**PROBLEM 1:**
List every comment that appears inside the quoted code lines of the patch review thread, giving each comment's wording.
**PROBLEM 2:**
From the patch review thread, extract the stretch from "What we're looking" through "made this atomic.", word for word.

**READING TEXT:**
++++++

What we're looking for here is a lightweight sync. Looking at the PPC 
barrier.h, I see
that you are correct, we need to specify dma_wmb() instead to ensure we use the
LWSYNC instead of a compiler barrier() when smp_wmb is not defined.. Agree with
the audit idea.

>> +    /* Free the context; note that rht_lun was allocated at same time */
>> +    kfree(ctx_info);
>> +    cfg->num_user_contexts--;
> 
> What guarantees atomicity of this increment? I don't see any locking around 
> the callers...

Per Mikey Neuling's comments, we have already made this atomic.

>> +    /* Take our LUN out of context, free the node */
>> +    list_for_each_entry_safe(lun_access, t, &ctx_info->luns, list)
>> +            if (lun_access->lun_info == lun_info) {
>> +                    list_del(&lun_access->list);
>> +                    kfree(lun_access);
>> +                    lun_access = NULL;
>> +                    break;
>> +            }
> 
> Do you need to do some locking around this? Can others be reading / writing
> to / from this list concurrently?

Reading/writing would be via any of the ioctl threads when determining access
to a context. We'll likely cover this via a per-context lock.

>> +
>> +    /* Tear down context following last LUN cleanup */
>> +    if (list_empty(&ctx_info->luns)) {
>> +            spin_lock_irqsave(&cfg->ctx_tbl_slock, flags);
>> +            cfg->ctx_tbl[ctxid] = NULL;
>> +            spin_unlock_irqrestore(&cfg->ctx_tbl_slock, flags);
>> +
>> +            while (atomic_read(&ctx_info->nrefs) > 1) {
>> +                    pr_debug("%s: waiting on threads... (%d)\n",
>> +                             __func__, atomic_read(&ctx_info->nrefs));
>> +                    cpu_relax();
> 
> Hmm. Would an msleep with an overall timeout be more appropriate here? It 
> might
> actually be cleaner just to use a kref in the ctx_info struct to manage your
> reference count and then use the release function to do that cleanup,
> then you could simplify all this and eliminate the wait.

++++++

**RAW DATA:**
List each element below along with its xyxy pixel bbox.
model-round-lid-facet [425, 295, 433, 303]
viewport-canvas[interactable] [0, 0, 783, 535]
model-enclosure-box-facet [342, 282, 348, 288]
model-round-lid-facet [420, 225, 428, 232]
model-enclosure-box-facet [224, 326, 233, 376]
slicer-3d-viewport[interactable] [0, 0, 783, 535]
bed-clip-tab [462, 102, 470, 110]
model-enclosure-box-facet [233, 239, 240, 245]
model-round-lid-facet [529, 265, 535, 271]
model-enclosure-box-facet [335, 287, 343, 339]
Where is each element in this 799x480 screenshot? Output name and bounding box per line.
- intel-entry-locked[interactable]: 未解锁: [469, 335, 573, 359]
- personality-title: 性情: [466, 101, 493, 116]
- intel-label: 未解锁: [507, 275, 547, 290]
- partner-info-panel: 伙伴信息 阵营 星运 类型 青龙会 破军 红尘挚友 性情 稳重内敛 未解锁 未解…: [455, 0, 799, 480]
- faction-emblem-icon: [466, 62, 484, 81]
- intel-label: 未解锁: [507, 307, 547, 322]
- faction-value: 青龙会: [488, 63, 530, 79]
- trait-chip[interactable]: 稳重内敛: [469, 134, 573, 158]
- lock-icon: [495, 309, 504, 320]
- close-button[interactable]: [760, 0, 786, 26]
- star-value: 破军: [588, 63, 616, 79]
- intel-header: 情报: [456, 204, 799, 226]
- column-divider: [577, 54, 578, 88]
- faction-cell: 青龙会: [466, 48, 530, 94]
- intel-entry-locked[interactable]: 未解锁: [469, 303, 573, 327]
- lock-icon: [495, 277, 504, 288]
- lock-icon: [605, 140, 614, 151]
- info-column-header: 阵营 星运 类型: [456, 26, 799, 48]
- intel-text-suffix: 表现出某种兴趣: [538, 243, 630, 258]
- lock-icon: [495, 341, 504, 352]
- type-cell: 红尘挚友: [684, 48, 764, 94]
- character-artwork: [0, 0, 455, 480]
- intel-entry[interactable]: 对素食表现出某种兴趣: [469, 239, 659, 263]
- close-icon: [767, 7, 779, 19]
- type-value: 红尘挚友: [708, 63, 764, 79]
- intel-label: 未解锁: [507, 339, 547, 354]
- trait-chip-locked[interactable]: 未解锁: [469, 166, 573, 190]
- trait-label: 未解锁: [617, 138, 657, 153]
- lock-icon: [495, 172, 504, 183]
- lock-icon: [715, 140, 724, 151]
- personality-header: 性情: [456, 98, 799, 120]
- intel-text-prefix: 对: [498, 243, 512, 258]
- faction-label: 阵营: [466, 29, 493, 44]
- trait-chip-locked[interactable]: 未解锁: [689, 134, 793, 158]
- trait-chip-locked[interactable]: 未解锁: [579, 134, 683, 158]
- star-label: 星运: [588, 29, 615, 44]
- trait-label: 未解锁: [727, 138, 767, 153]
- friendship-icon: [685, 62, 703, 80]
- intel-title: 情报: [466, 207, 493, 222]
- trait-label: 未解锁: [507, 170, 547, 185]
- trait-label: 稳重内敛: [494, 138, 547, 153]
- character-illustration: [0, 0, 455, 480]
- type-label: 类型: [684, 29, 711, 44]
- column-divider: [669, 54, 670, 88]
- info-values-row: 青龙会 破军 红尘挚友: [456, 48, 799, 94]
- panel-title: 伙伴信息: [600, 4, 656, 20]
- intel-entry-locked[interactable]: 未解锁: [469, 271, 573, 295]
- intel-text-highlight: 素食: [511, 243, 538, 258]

++++++

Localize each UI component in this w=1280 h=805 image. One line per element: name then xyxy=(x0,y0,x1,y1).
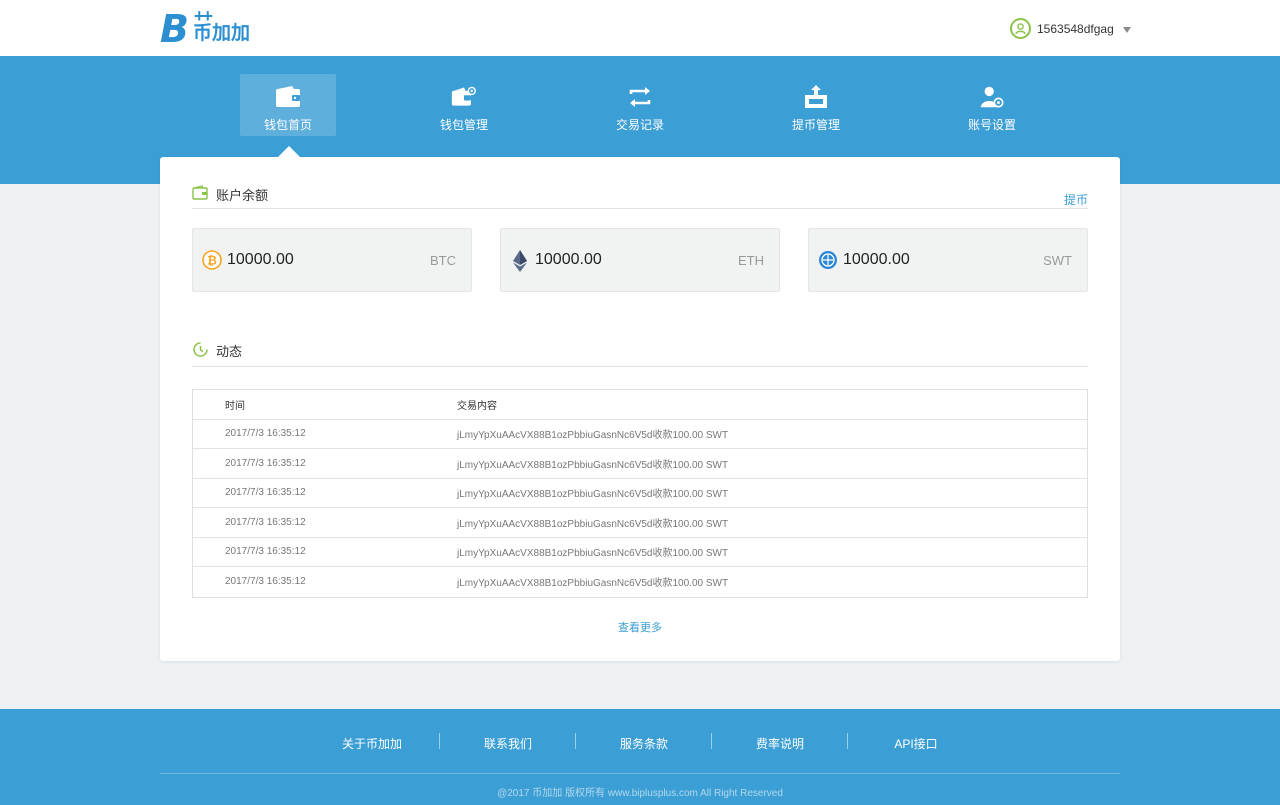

++++++

**CORRECT OUTPUT 1:**
- Free the context; note that rht_lun was allocated at same time
- Take our LUN out of context, free the node
- Tear down context following last LUN cleanup

**CORRECT OUTPUT 2:**
What we're looking for here is a lightweight sync. Looking at the PPC 
barrier.h, I see
that you are correct, we need to specify dma_wmb() instead to ensure we use the
LWSYNC instead of a compiler barrier() when smp_wmb is not defined.. Agree with
the audit idea.

>> +    /* Free the context; note that rht_lun was allocated at same time */
>> +    kfree(ctx_info);
>> +    cfg->num_user_contexts--;
> 
> What guarantees atomicity of this increment? I don't see any locking around 
> the callers...

Per Mikey Neuling's comments, we have already made this atomic.